**TASK BRIEF**
Transcribe the material verbatim in full; the pictures do not belong in the copy.

===============

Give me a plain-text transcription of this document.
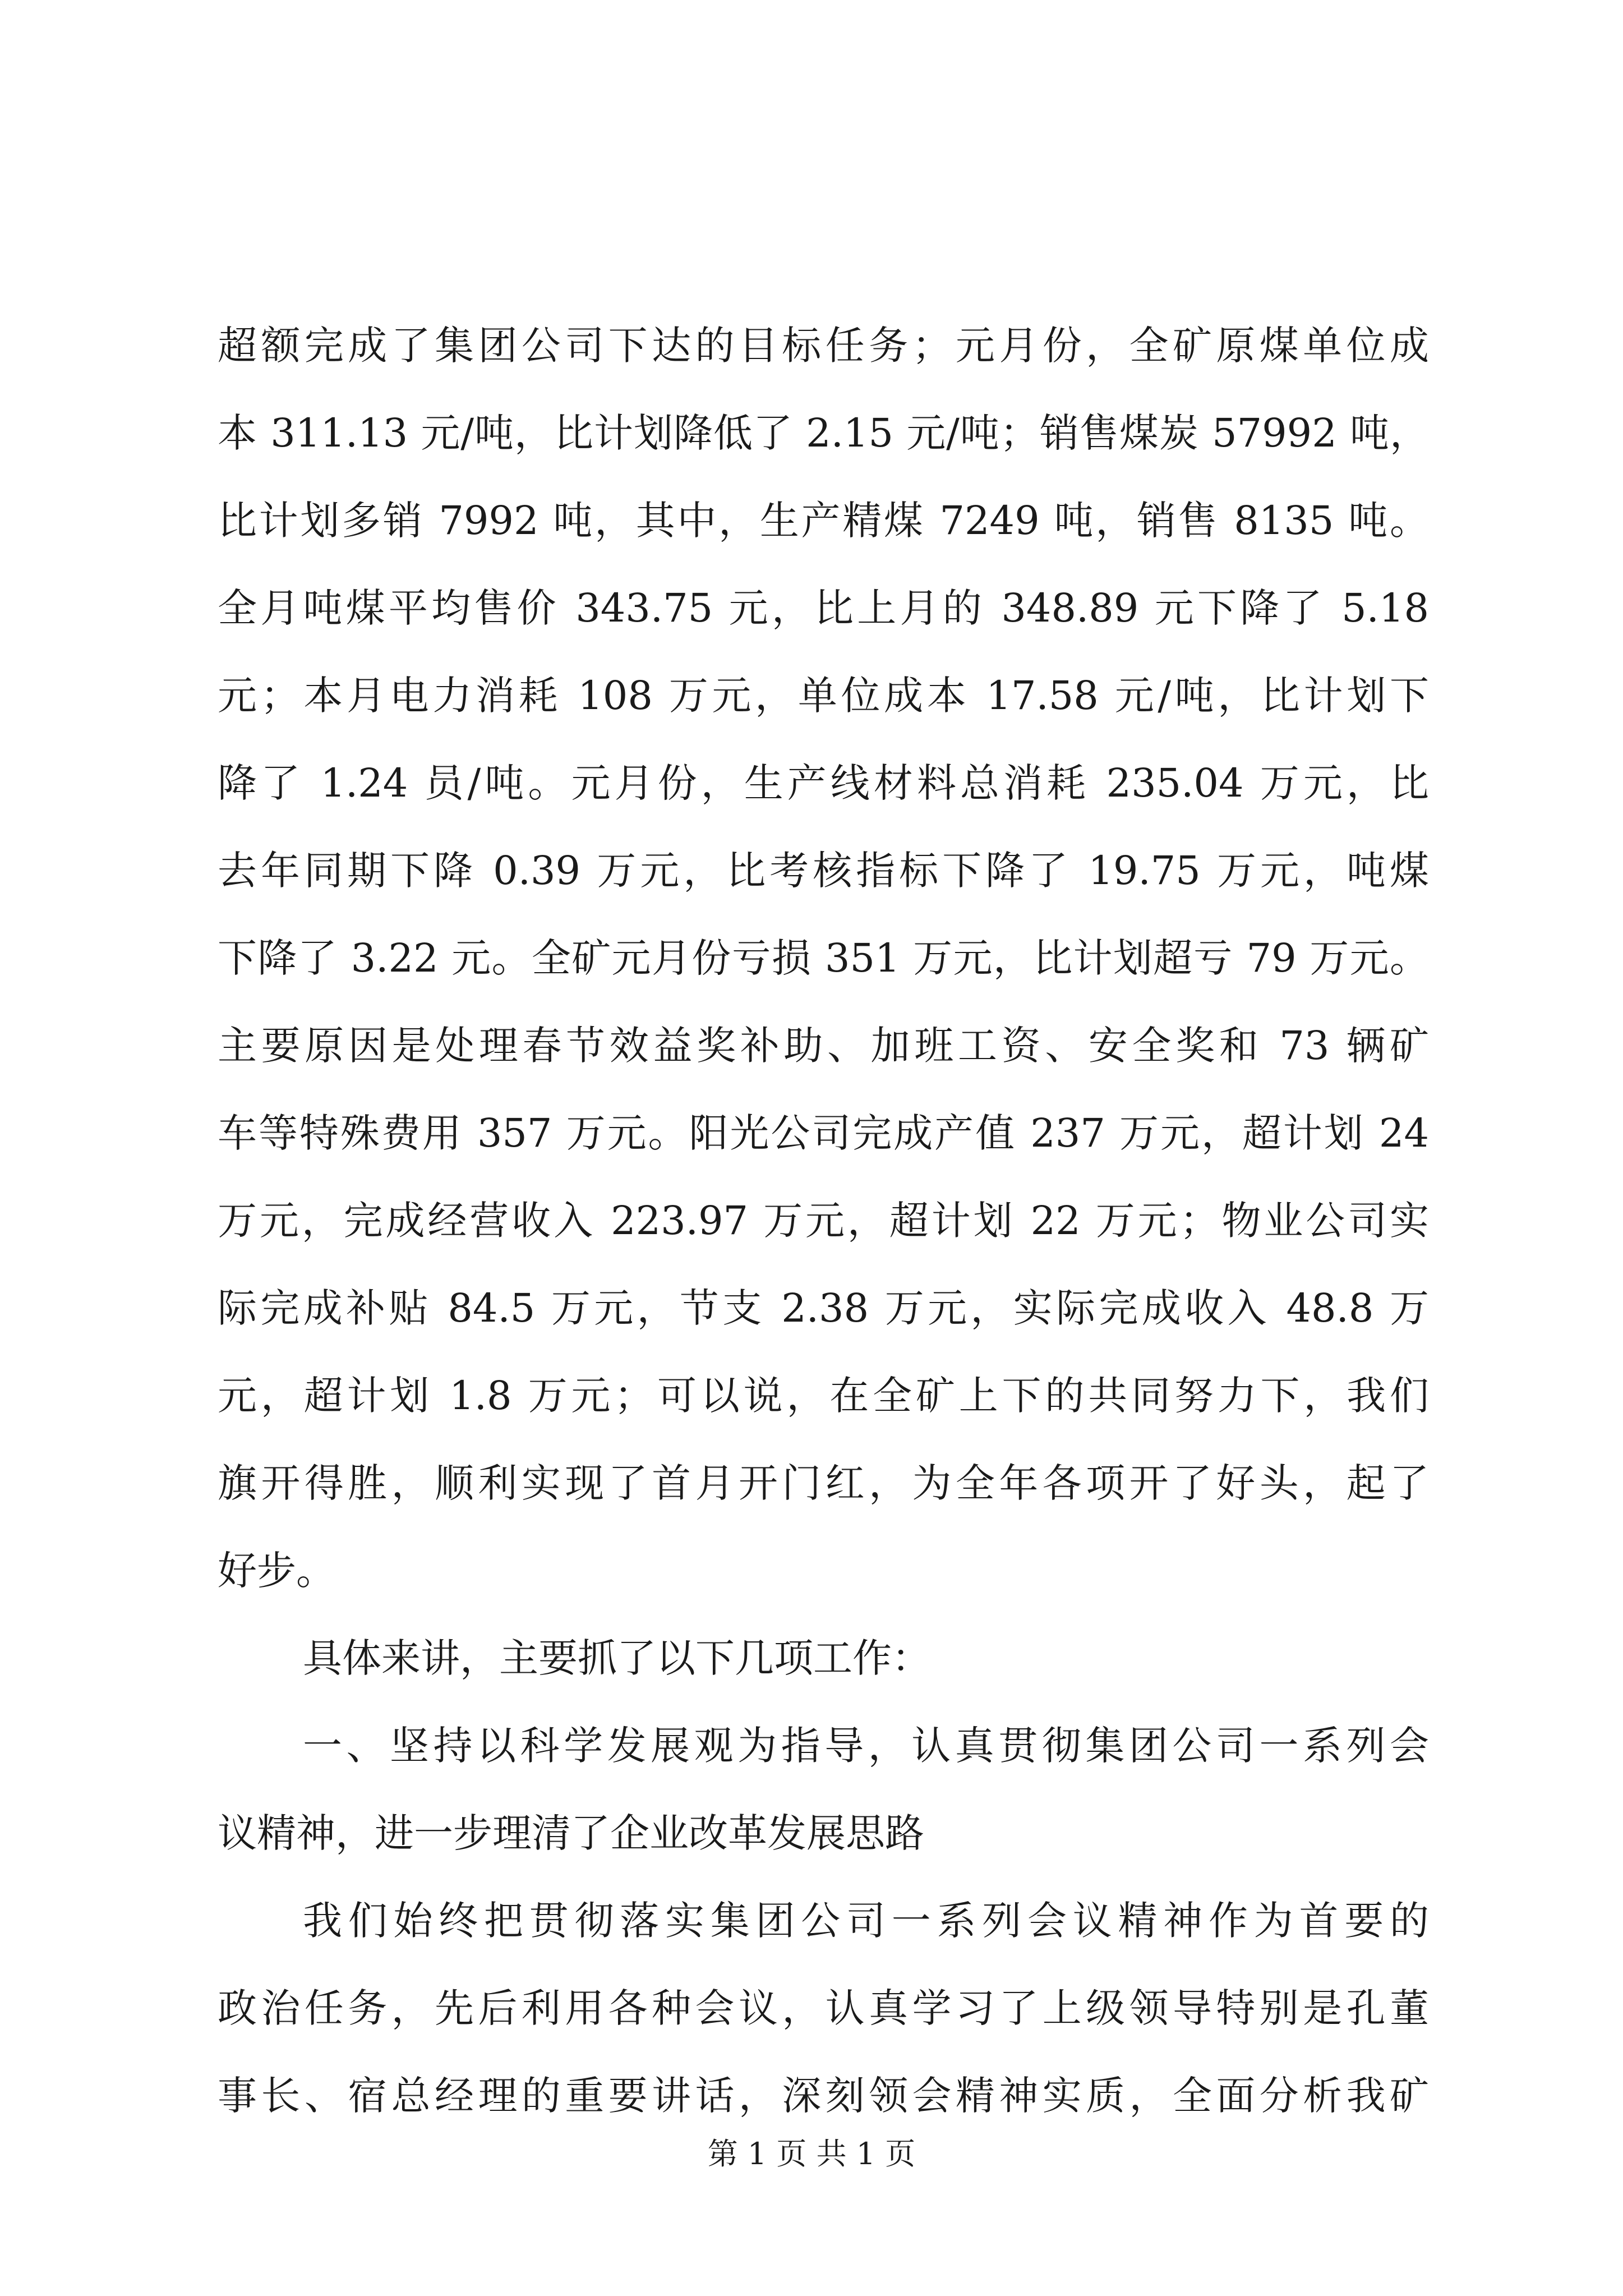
超额完成了集团公司下达的目标任务；元月份，全矿原煤单位成
本 311.13 元/吨，比计划降低了 2.15 元/吨；销售煤炭 57992 吨，
比计划多销 7992 吨，其中，生产精煤 7249 吨，销售 8135 吨。
全月吨煤平均售价 343.75 元，比上月的 348.89 元下降了 5.18
元；本月电力消耗 108 万元，单位成本 17.58 元/吨，比计划下
降了 1.24 员/吨。元月份，生产线材料总消耗 235.04 万元，比
去年同期下降 0.39 万元，比考核指标下降了 19.75 万元，吨煤
下降了 3.22 元。全矿元月份亏损 351 万元，比计划超亏 79 万元。
主要原因是处理春节效益奖补助、加班工资、安全奖和 73 辆矿
车等特殊费用 357 万元。阳光公司完成产值 237 万元，超计划 24
万元，完成经营收入 223.97 万元，超计划 22 万元；物业公司实
际完成补贴 84.5 万元，节支 2.38 万元，实际完成收入 48.8 万
元，超计划 1.8 万元；可以说，在全矿上下的共同努力下，我们
旗开得胜，顺利实现了首月开门红，为全年各项开了好头，起了
好步。
具体来讲，主要抓了以下几项工作：
一、坚持以科学发展观为指导，认真贯彻集团公司一系列会
议精神，进一步理清了企业改革发展思路
我们始终把贯彻落实集团公司一系列会议精神作为首要的
政治任务，先后利用各种会议，认真学习了上级领导特别是孔董
事长、宿总经理的重要讲话，深刻领会精神实质，全面分析我矿
第 1 页 共 1 页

===============

**RESULT FOR THIS TASK**
Give me a plain-text transcription of this document.
超额完成了集团公司下达的目标任务；元月份，全矿原煤单位成
本 311.13 元/吨，比计划降低了 2.15 元/吨；销售煤炭 57992 吨，
比计划多销 7992 吨，其中，生产精煤 7249 吨，销售 8135 吨。
全月吨煤平均售价 343.75 元，比上月的 348.89 元下降了 5.18
元；本月电力消耗 108 万元，单位成本 17.58 元/吨，比计划下
降了 1.24 员/吨。元月份，生产线材料总消耗 235.04 万元，比
去年同期下降 0.39 万元，比考核指标下降了 19.75 万元，吨煤
下降了 3.22 元。全矿元月份亏损 351 万元，比计划超亏 79 万元。
主要原因是处理春节效益奖补助、加班工资、安全奖和 73 辆矿
车等特殊费用 357 万元。阳光公司完成产值 237 万元，超计划 24
万元，完成经营收入 223.97 万元，超计划 22 万元；物业公司实
际完成补贴 84.5 万元，节支 2.38 万元，实际完成收入 48.8 万
元，超计划 1.8 万元；可以说，在全矿上下的共同努力下，我们
旗开得胜，顺利实现了首月开门红，为全年各项开了好头，起了
好步。
具体来讲，主要抓了以下几项工作：
一、坚持以科学发展观为指导，认真贯彻集团公司一系列会
议精神，进一步理清了企业改革发展思路
我们始终把贯彻落实集团公司一系列会议精神作为首要的
政治任务，先后利用各种会议，认真学习了上级领导特别是孔董
事长、宿总经理的重要讲话，深刻领会精神实质，全面分析我矿
第 1 页 共 1 页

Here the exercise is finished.